Data items:
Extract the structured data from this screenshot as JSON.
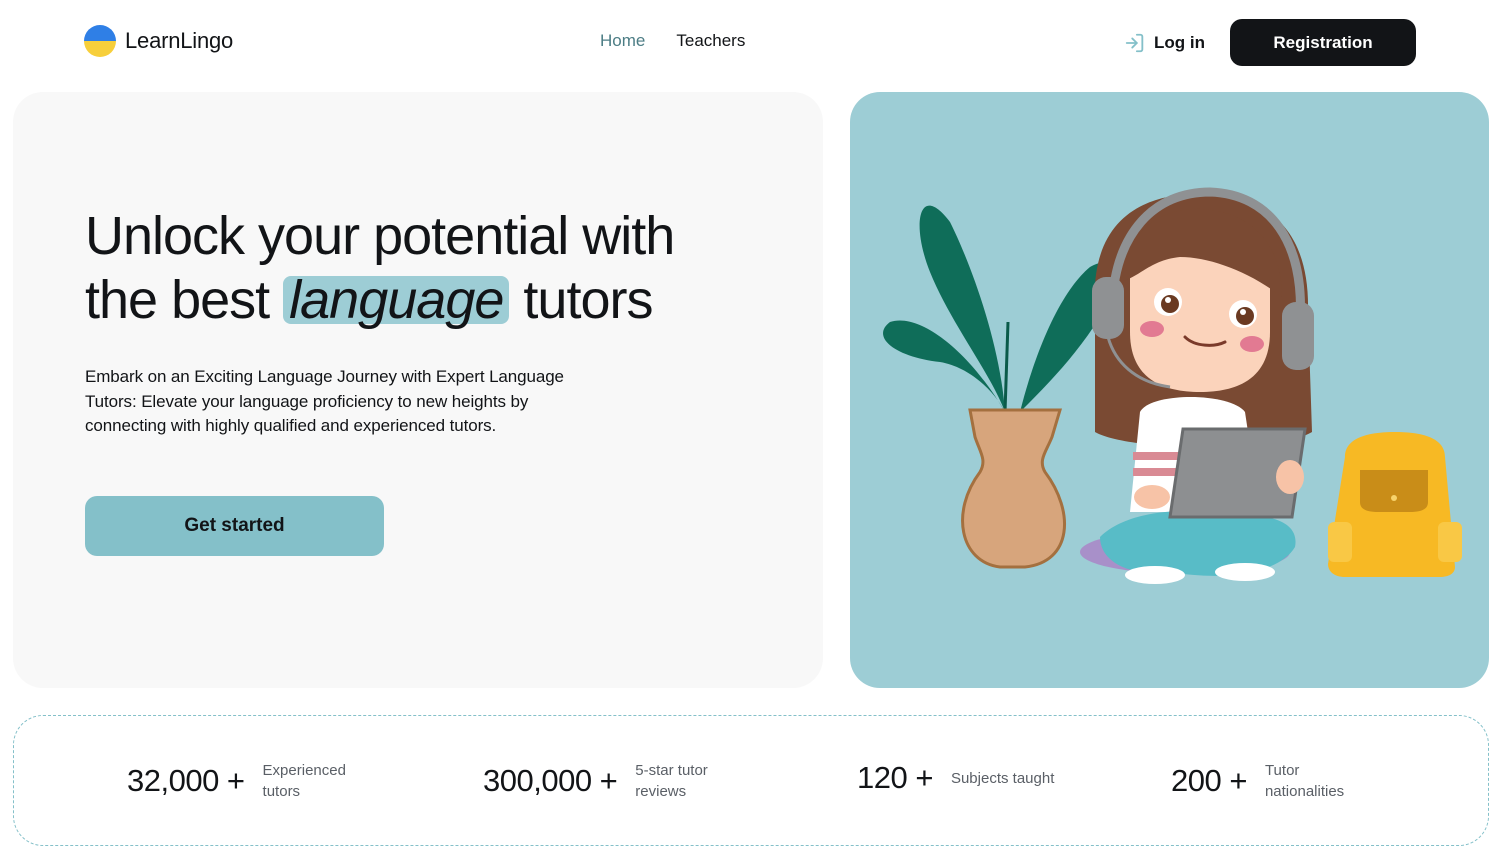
{
  "brand": {
    "name": "LearnLingo",
    "logo_colors": [
      "#2f7fe6",
      "#f7cf3b"
    ]
  },
  "nav": {
    "items": [
      {
        "label": "Home",
        "active": true
      },
      {
        "label": "Teachers",
        "active": false
      }
    ]
  },
  "auth": {
    "login_label": "Log in",
    "login_icon": "login-arrow-icon",
    "register_label": "Registration"
  },
  "hero": {
    "title_part1": "Unlock your potential with the best",
    "title_highlight": "language",
    "title_part2": "tutors",
    "description": "Embark on an Exciting Language Journey with Expert Language Tutors: Elevate your language proficiency to new heights by connecting with highly qualified and experienced tutors.",
    "cta_label": "Get started",
    "illustration": "girl-with-headphones-and-tablet-illustration"
  },
  "stats": [
    {
      "value": "32,000 +",
      "label": "Experienced tutors"
    },
    {
      "value": "300,000 +",
      "label": "5-star tutor reviews"
    },
    {
      "value": "120 +",
      "label": "Subjects taught"
    },
    {
      "value": "200 +",
      "label": "Tutor nationalities"
    }
  ],
  "colors": {
    "accent": "#9dcdd5",
    "button": "#84c0c9",
    "dark": "#121417",
    "nav_active": "#4c7d85",
    "panel": "#f8f8f8"
  }
}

What you are asked to do
Send back the data above word for word, with the pictures left out.

Worked solution
Extract the structured data from this screenshot as JSON.
{
  "brand": {
    "name": "LearnLingo",
    "logo_colors": [
      "#2f7fe6",
      "#f7cf3b"
    ]
  },
  "nav": {
    "items": [
      {
        "label": "Home",
        "active": true
      },
      {
        "label": "Teachers",
        "active": false
      }
    ]
  },
  "auth": {
    "login_label": "Log in",
    "login_icon": "login-arrow-icon",
    "register_label": "Registration"
  },
  "hero": {
    "title_part1": "Unlock your potential with the best",
    "title_highlight": "language",
    "title_part2": "tutors",
    "description": "Embark on an Exciting Language Journey with Expert Language Tutors: Elevate your language proficiency to new heights by connecting with highly qualified and experienced tutors.",
    "cta_label": "Get started",
    "illustration": "girl-with-headphones-and-tablet-illustration"
  },
  "stats": [
    {
      "value": "32,000 +",
      "label": "Experienced tutors"
    },
    {
      "value": "300,000 +",
      "label": "5-star tutor reviews"
    },
    {
      "value": "120 +",
      "label": "Subjects taught"
    },
    {
      "value": "200 +",
      "label": "Tutor nationalities"
    }
  ],
  "colors": {
    "accent": "#9dcdd5",
    "button": "#84c0c9",
    "dark": "#121417",
    "nav_active": "#4c7d85",
    "panel": "#f8f8f8"
  }
}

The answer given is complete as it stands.